**Problem description**
Every line that includes the word "content" is to be listed.

**Records**
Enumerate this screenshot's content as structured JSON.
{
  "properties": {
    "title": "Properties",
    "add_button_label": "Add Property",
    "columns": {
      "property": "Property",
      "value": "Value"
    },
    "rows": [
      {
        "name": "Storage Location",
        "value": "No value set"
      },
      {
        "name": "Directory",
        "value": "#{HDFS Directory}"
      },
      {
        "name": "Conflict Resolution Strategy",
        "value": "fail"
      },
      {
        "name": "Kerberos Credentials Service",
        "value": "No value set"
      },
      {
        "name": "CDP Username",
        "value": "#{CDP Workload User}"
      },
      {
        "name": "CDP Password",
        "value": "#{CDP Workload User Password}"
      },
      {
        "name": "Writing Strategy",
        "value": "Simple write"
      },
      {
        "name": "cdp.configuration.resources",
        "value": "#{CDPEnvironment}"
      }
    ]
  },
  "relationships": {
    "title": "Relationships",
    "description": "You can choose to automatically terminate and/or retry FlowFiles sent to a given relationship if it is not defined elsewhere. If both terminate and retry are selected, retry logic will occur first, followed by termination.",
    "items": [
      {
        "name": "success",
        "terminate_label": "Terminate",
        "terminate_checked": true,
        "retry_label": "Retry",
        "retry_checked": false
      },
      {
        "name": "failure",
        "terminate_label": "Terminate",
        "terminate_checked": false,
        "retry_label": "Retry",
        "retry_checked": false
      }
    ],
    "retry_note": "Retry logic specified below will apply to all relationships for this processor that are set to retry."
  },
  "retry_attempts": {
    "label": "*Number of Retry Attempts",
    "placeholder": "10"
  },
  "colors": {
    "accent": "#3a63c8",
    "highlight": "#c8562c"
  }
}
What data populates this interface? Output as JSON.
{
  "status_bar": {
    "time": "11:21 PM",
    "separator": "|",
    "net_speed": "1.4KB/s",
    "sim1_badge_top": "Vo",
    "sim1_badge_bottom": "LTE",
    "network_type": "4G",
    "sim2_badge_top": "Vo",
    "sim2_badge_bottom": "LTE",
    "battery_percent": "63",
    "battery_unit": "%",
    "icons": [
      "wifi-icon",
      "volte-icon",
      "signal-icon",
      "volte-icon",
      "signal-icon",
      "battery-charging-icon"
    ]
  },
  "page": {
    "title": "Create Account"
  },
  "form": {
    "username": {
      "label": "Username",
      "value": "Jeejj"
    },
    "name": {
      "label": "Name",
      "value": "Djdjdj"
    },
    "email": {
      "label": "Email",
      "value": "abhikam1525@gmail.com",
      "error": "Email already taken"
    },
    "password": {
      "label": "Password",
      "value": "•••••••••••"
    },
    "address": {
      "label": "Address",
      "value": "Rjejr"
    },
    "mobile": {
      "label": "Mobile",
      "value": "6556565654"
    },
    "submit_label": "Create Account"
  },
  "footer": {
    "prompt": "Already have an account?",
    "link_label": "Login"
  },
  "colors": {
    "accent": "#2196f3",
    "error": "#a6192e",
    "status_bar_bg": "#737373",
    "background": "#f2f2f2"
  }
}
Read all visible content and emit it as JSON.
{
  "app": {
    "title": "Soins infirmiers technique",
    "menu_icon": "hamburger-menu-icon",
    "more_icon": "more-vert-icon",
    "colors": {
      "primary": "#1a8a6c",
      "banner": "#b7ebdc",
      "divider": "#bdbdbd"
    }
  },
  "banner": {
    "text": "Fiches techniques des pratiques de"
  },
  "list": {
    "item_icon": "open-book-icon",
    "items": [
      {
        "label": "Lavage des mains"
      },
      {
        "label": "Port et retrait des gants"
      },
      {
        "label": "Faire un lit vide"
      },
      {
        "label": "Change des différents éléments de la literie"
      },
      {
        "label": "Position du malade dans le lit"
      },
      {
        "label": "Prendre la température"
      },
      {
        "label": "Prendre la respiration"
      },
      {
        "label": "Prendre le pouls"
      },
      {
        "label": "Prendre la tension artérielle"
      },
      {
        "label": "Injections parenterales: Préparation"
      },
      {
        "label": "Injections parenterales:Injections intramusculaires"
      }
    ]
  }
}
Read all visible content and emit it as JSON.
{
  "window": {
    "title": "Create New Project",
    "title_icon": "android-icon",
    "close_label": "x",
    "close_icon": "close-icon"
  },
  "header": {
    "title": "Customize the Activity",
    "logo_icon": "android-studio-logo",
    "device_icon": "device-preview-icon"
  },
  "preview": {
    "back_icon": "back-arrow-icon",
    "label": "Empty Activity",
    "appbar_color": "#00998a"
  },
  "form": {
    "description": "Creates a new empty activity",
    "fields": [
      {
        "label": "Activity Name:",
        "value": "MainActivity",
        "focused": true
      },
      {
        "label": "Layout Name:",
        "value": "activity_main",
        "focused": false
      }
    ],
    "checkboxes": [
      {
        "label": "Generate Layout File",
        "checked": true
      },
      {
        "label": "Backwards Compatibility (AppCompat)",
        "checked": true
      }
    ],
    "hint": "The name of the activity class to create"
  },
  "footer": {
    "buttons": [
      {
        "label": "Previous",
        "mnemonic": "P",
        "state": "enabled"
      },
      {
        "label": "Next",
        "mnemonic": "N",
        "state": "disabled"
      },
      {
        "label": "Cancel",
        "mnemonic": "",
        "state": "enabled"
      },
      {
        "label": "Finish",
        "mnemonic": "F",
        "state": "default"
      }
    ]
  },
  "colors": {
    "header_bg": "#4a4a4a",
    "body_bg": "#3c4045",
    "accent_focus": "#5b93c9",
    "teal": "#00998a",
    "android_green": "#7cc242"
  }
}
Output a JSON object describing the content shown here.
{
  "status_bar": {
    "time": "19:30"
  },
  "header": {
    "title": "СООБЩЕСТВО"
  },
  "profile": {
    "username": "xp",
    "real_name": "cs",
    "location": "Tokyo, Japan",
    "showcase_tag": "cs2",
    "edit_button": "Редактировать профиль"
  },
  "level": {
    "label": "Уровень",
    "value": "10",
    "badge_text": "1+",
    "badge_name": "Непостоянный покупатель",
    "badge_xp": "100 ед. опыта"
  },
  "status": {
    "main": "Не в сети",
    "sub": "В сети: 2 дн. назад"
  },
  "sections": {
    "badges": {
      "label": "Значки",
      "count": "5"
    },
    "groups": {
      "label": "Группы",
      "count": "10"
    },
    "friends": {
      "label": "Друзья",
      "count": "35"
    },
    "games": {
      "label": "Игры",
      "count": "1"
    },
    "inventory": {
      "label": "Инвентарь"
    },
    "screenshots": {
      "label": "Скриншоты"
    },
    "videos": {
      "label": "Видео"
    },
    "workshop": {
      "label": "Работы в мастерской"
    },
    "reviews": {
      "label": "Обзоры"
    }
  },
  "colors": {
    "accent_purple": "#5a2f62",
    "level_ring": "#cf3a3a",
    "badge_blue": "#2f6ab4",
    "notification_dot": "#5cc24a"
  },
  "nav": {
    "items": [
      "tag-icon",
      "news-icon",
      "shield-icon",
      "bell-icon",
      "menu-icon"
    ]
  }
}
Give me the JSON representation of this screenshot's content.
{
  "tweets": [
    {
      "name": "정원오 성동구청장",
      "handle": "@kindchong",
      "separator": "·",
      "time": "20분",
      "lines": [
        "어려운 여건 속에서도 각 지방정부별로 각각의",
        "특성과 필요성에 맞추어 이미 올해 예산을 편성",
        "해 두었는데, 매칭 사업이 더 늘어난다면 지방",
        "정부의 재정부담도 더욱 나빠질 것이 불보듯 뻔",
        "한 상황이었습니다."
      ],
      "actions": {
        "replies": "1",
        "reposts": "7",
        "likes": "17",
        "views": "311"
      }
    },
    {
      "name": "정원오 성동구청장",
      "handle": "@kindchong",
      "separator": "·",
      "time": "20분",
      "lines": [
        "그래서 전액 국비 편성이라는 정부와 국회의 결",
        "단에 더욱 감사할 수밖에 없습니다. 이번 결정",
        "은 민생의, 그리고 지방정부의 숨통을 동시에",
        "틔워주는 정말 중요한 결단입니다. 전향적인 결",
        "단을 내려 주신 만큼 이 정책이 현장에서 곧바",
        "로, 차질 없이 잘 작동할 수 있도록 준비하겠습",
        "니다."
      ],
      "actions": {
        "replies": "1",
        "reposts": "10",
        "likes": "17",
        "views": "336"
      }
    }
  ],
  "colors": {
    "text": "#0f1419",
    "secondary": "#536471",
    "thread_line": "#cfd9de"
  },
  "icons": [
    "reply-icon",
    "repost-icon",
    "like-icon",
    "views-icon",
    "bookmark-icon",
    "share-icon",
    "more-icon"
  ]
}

**Written solution**
Enumerate this screenshot's content as structured JSON.
Read all visible content and emit it as JSON.
Read all visible content and emit it as JSON.
Output a JSON object describing the content shown here.
Give me the JSON representation of this screenshot's content.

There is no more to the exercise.